● **Aim of the exercise**
Please retype the records below exactly, leaving out any pictures.

● **Records provided**
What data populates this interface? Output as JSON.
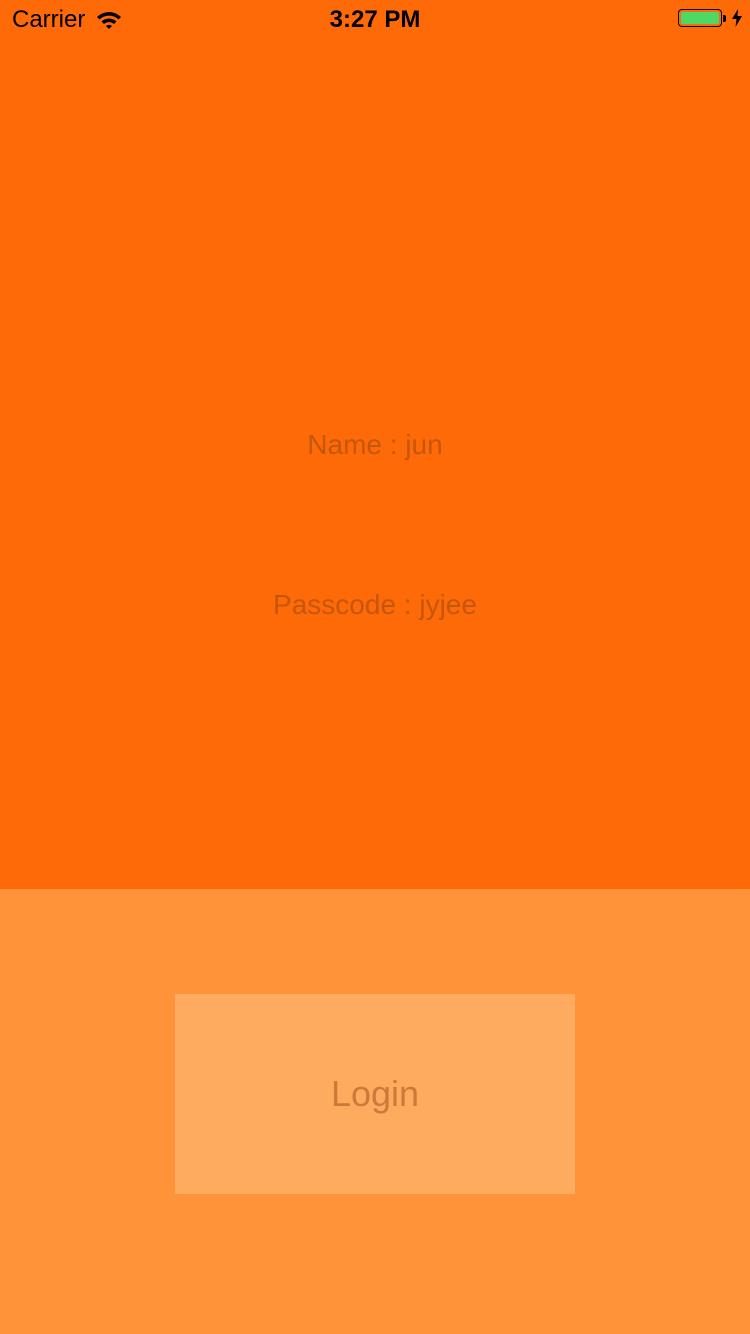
{
  "status_bar": {
    "carrier": "Carrier",
    "time": "3:27 PM",
    "wifi_icon": "wifi-icon",
    "battery_icon": "battery-icon",
    "charging_icon": "charging-bolt-icon",
    "battery_level": 1.0
  },
  "form": {
    "name_label": "Name : jun",
    "passcode_label": "Passcode : jyjee"
  },
  "actions": {
    "login_label": "Login"
  },
  "colors": {
    "top_background": "#FE6A08",
    "bottom_background": "#FE9339",
    "button_background": "#FEAA5F",
    "label_text": "#C4570B",
    "button_text": "#CB7A3A",
    "battery_fill": "#4CD964"
  }
}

● **Solution for this problem**
What data populates this interface? Output as JSON.
{
  "status_bar": {
    "carrier": "Carrier",
    "time": "3:27 PM",
    "wifi_icon": "wifi-icon",
    "battery_icon": "battery-icon",
    "charging_icon": "charging-bolt-icon",
    "battery_level": 1.0
  },
  "form": {
    "name_label": "Name : jun",
    "passcode_label": "Passcode : jyjee"
  },
  "actions": {
    "login_label": "Login"
  },
  "colors": {
    "top_background": "#FE6A08",
    "bottom_background": "#FE9339",
    "button_background": "#FEAA5F",
    "label_text": "#C4570B",
    "button_text": "#CB7A3A",
    "battery_fill": "#4CD964"
  }
}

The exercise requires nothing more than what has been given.